• **OBJECTIVE**: All of the material below is to be retyped exactly.

• **DATASET ENTRIES**:

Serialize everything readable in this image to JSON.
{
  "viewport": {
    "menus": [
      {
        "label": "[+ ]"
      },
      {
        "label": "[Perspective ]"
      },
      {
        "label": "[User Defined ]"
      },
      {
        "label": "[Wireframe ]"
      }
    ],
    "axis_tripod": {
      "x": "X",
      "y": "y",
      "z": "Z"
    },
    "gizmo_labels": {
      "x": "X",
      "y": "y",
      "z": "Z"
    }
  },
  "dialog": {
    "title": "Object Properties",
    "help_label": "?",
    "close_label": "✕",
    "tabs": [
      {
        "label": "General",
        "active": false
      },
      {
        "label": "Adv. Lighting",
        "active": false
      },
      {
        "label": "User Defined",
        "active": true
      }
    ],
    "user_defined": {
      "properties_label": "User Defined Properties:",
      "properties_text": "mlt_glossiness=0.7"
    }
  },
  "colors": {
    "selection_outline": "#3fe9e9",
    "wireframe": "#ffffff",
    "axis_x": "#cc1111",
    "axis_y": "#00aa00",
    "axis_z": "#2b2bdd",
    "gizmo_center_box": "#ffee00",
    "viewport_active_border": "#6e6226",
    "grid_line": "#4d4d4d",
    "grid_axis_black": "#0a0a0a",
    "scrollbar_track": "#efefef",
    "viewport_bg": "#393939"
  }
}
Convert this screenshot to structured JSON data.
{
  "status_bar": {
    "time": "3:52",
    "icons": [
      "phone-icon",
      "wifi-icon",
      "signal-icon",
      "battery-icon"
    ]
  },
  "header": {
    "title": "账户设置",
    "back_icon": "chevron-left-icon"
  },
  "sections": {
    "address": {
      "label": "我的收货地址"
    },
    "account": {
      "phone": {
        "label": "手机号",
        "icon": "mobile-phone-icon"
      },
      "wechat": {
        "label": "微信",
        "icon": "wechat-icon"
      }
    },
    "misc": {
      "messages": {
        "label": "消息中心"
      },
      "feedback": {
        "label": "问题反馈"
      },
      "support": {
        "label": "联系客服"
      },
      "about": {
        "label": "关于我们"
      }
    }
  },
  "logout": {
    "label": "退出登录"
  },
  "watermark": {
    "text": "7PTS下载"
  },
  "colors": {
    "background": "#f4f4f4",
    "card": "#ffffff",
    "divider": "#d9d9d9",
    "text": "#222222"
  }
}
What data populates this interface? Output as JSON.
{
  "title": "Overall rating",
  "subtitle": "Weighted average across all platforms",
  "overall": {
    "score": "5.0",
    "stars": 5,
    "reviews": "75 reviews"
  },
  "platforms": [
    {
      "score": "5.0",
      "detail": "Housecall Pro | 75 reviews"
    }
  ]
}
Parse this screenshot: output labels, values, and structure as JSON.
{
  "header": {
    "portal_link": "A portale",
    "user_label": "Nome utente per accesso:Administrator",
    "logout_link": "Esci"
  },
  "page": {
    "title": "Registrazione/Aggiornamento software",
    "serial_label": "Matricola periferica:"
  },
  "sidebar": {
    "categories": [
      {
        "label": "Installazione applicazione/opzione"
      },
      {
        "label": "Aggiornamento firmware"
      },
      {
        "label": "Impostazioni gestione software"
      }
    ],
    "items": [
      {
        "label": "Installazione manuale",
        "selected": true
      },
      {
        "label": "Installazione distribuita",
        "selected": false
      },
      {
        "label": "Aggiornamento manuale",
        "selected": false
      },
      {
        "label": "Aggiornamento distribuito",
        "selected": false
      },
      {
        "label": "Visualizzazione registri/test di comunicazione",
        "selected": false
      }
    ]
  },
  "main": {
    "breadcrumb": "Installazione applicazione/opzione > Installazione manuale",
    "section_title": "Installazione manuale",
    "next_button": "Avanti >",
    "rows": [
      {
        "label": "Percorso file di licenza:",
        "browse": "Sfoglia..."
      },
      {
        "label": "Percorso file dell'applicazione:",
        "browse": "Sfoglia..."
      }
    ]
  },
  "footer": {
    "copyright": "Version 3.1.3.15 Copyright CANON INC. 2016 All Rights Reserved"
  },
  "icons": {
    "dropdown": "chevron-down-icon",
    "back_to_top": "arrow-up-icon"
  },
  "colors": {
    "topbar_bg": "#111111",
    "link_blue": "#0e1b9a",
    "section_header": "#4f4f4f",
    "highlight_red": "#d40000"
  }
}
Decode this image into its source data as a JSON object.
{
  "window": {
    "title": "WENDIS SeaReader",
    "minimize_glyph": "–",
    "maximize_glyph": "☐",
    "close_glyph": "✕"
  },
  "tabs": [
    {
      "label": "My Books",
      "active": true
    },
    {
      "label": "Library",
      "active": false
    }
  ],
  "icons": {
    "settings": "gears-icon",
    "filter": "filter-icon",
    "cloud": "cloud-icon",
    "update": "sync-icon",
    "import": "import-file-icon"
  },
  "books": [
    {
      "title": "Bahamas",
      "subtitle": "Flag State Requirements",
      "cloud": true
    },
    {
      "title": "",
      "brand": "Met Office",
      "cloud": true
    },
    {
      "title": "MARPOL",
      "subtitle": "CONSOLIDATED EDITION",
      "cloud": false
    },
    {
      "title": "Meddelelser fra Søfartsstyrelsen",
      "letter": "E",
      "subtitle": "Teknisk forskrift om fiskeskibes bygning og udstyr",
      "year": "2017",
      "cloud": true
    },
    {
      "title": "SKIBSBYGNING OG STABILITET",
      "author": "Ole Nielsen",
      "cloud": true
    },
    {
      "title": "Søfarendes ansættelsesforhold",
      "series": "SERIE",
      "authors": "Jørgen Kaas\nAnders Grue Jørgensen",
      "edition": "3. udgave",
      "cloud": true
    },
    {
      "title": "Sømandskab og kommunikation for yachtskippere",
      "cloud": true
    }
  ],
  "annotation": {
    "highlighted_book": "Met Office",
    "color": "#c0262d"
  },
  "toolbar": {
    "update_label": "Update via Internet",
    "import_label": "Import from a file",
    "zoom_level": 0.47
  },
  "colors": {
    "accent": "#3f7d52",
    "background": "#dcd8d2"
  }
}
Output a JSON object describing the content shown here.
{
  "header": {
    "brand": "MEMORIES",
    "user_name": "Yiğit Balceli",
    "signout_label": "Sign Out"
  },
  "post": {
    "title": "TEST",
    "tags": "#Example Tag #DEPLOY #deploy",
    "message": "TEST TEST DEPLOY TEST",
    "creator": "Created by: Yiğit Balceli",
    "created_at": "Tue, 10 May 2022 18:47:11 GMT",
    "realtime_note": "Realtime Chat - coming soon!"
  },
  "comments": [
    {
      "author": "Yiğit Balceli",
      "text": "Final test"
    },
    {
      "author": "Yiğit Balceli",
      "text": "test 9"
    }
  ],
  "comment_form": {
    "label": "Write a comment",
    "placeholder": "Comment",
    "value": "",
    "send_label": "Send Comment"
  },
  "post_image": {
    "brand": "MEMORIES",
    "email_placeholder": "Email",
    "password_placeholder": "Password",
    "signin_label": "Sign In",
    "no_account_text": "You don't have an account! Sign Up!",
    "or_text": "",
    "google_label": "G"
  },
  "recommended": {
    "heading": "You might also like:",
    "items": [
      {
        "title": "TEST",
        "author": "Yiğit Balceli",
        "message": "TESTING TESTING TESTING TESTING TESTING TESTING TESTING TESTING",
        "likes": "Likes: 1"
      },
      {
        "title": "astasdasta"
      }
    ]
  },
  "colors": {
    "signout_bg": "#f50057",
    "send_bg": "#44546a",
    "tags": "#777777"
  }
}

• **EXERCISE SOLUTION**:
Serialize everything readable in this image to JSON.
{
  "viewport": {
    "menus": [
      {
        "label": "[+ ]"
      },
      {
        "label": "[Perspective ]"
      },
      {
        "label": "[User Defined ]"
      },
      {
        "label": "[Wireframe ]"
      }
    ],
    "axis_tripod": {
      "x": "X",
      "y": "y",
      "z": "Z"
    },
    "gizmo_labels": {
      "x": "X",
      "y": "y",
      "z": "Z"
    }
  },
  "dialog": {
    "title": "Object Properties",
    "help_label": "?",
    "close_label": "✕",
    "tabs": [
      {
        "label": "General",
        "active": false
      },
      {
        "label": "Adv. Lighting",
        "active": false
      },
      {
        "label": "User Defined",
        "active": true
      }
    ],
    "user_defined": {
      "properties_label": "User Defined Properties:",
      "properties_text": "mlt_glossiness=0.7"
    }
  },
  "colors": {
    "selection_outline": "#3fe9e9",
    "wireframe": "#ffffff",
    "axis_x": "#cc1111",
    "axis_y": "#00aa00",
    "axis_z": "#2b2bdd",
    "gizmo_center_box": "#ffee00",
    "viewport_active_border": "#6e6226",
    "grid_line": "#4d4d4d",
    "grid_axis_black": "#0a0a0a",
    "scrollbar_track": "#efefef",
    "viewport_bg": "#393939"
  }
}
Convert this screenshot to structured JSON data.
{
  "status_bar": {
    "time": "3:52",
    "icons": [
      "phone-icon",
      "wifi-icon",
      "signal-icon",
      "battery-icon"
    ]
  },
  "header": {
    "title": "账户设置",
    "back_icon": "chevron-left-icon"
  },
  "sections": {
    "address": {
      "label": "我的收货地址"
    },
    "account": {
      "phone": {
        "label": "手机号",
        "icon": "mobile-phone-icon"
      },
      "wechat": {
        "label": "微信",
        "icon": "wechat-icon"
      }
    },
    "misc": {
      "messages": {
        "label": "消息中心"
      },
      "feedback": {
        "label": "问题反馈"
      },
      "support": {
        "label": "联系客服"
      },
      "about": {
        "label": "关于我们"
      }
    }
  },
  "logout": {
    "label": "退出登录"
  },
  "watermark": {
    "text": "7PTS下载"
  },
  "colors": {
    "background": "#f4f4f4",
    "card": "#ffffff",
    "divider": "#d9d9d9",
    "text": "#222222"
  }
}
What data populates this interface? Output as JSON.
{
  "title": "Overall rating",
  "subtitle": "Weighted average across all platforms",
  "overall": {
    "score": "5.0",
    "stars": 5,
    "reviews": "75 reviews"
  },
  "platforms": [
    {
      "score": "5.0",
      "detail": "Housecall Pro | 75 reviews"
    }
  ]
}
Parse this screenshot: output labels, values, and structure as JSON.
{
  "header": {
    "portal_link": "A portale",
    "user_label": "Nome utente per accesso:Administrator",
    "logout_link": "Esci"
  },
  "page": {
    "title": "Registrazione/Aggiornamento software",
    "serial_label": "Matricola periferica:"
  },
  "sidebar": {
    "categories": [
      {
        "label": "Installazione applicazione/opzione"
      },
      {
        "label": "Aggiornamento firmware"
      },
      {
        "label": "Impostazioni gestione software"
      }
    ],
    "items": [
      {
        "label": "Installazione manuale",
        "selected": true
      },
      {
        "label": "Installazione distribuita",
        "selected": false
      },
      {
        "label": "Aggiornamento manuale",
        "selected": false
      },
      {
        "label": "Aggiornamento distribuito",
        "selected": false
      },
      {
        "label": "Visualizzazione registri/test di comunicazione",
        "selected": false
      }
    ]
  },
  "main": {
    "breadcrumb": "Installazione applicazione/opzione > Installazione manuale",
    "section_title": "Installazione manuale",
    "next_button": "Avanti >",
    "rows": [
      {
        "label": "Percorso file di licenza:",
        "browse": "Sfoglia..."
      },
      {
        "label": "Percorso file dell'applicazione:",
        "browse": "Sfoglia..."
      }
    ]
  },
  "footer": {
    "copyright": "Version 3.1.3.15 Copyright CANON INC. 2016 All Rights Reserved"
  },
  "icons": {
    "dropdown": "chevron-down-icon",
    "back_to_top": "arrow-up-icon"
  },
  "colors": {
    "topbar_bg": "#111111",
    "link_blue": "#0e1b9a",
    "section_header": "#4f4f4f",
    "highlight_red": "#d40000"
  }
}
Decode this image into its source data as a JSON object.
{
  "window": {
    "title": "WENDIS SeaReader",
    "minimize_glyph": "–",
    "maximize_glyph": "☐",
    "close_glyph": "✕"
  },
  "tabs": [
    {
      "label": "My Books",
      "active": true
    },
    {
      "label": "Library",
      "active": false
    }
  ],
  "icons": {
    "settings": "gears-icon",
    "filter": "filter-icon",
    "cloud": "cloud-icon",
    "update": "sync-icon",
    "import": "import-file-icon"
  },
  "books": [
    {
      "title": "Bahamas",
      "subtitle": "Flag State Requirements",
      "cloud": true
    },
    {
      "title": "",
      "brand": "Met Office",
      "cloud": true
    },
    {
      "title": "MARPOL",
      "subtitle": "CONSOLIDATED EDITION",
      "cloud": false
    },
    {
      "title": "Meddelelser fra Søfartsstyrelsen",
      "letter": "E",
      "subtitle": "Teknisk forskrift om fiskeskibes bygning og udstyr",
      "year": "2017",
      "cloud": true
    },
    {
      "title": "SKIBSBYGNING OG STABILITET",
      "author": "Ole Nielsen",
      "cloud": true
    },
    {
      "title": "Søfarendes ansættelsesforhold",
      "series": "SERIE",
      "authors": "Jørgen Kaas\nAnders Grue Jørgensen",
      "edition": "3. udgave",
      "cloud": true
    },
    {
      "title": "Sømandskab og kommunikation for yachtskippere",
      "cloud": true
    }
  ],
  "annotation": {
    "highlighted_book": "Met Office",
    "color": "#c0262d"
  },
  "toolbar": {
    "update_label": "Update via Internet",
    "import_label": "Import from a file",
    "zoom_level": 0.47
  },
  "colors": {
    "accent": "#3f7d52",
    "background": "#dcd8d2"
  }
}
Output a JSON object describing the content shown here.
{
  "header": {
    "brand": "MEMORIES",
    "user_name": "Yiğit Balceli",
    "signout_label": "Sign Out"
  },
  "post": {
    "title": "TEST",
    "tags": "#Example Tag #DEPLOY #deploy",
    "message": "TEST TEST DEPLOY TEST",
    "creator": "Created by: Yiğit Balceli",
    "created_at": "Tue, 10 May 2022 18:47:11 GMT",
    "realtime_note": "Realtime Chat - coming soon!"
  },
  "comments": [
    {
      "author": "Yiğit Balceli",
      "text": "Final test"
    },
    {
      "author": "Yiğit Balceli",
      "text": "test 9"
    }
  ],
  "comment_form": {
    "label": "Write a comment",
    "placeholder": "Comment",
    "value": "",
    "send_label": "Send Comment"
  },
  "post_image": {
    "brand": "MEMORIES",
    "email_placeholder": "Email",
    "password_placeholder": "Password",
    "signin_label": "Sign In",
    "no_account_text": "You don't have an account! Sign Up!",
    "or_text": "",
    "google_label": "G"
  },
  "recommended": {
    "heading": "You might also like:",
    "items": [
      {
        "title": "TEST",
        "author": "Yiğit Balceli",
        "message": "TESTING TESTING TESTING TESTING TESTING TESTING TESTING TESTING",
        "likes": "Likes: 1"
      },
      {
        "title": "astasdasta"
      }
    ]
  },
  "colors": {
    "signout_bg": "#f50057",
    "send_bg": "#44546a",
    "tags": "#777777"
  }
}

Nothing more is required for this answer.